◆ Set task ◆
Below are some records. How many of their lines contain the string "this"? Give the number only.

──────── Given records

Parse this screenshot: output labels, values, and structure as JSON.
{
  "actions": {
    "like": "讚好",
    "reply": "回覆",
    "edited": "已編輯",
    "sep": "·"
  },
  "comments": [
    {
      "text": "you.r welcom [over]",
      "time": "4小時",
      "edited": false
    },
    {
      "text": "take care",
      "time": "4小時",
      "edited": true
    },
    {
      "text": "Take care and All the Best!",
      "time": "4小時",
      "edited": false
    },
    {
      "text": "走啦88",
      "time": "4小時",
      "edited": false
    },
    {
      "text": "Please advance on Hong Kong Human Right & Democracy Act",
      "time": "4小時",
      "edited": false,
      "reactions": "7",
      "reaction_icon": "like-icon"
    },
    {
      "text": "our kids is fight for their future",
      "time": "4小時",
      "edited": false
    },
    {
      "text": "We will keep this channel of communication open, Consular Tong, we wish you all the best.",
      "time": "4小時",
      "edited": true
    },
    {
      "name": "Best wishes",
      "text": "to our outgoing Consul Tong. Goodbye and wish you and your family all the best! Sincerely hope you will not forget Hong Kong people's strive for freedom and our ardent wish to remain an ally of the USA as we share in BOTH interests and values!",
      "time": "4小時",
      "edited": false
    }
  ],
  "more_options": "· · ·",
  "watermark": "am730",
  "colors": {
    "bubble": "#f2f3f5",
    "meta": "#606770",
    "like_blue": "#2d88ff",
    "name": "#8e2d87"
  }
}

────────────────

◆ Finished task ◆
2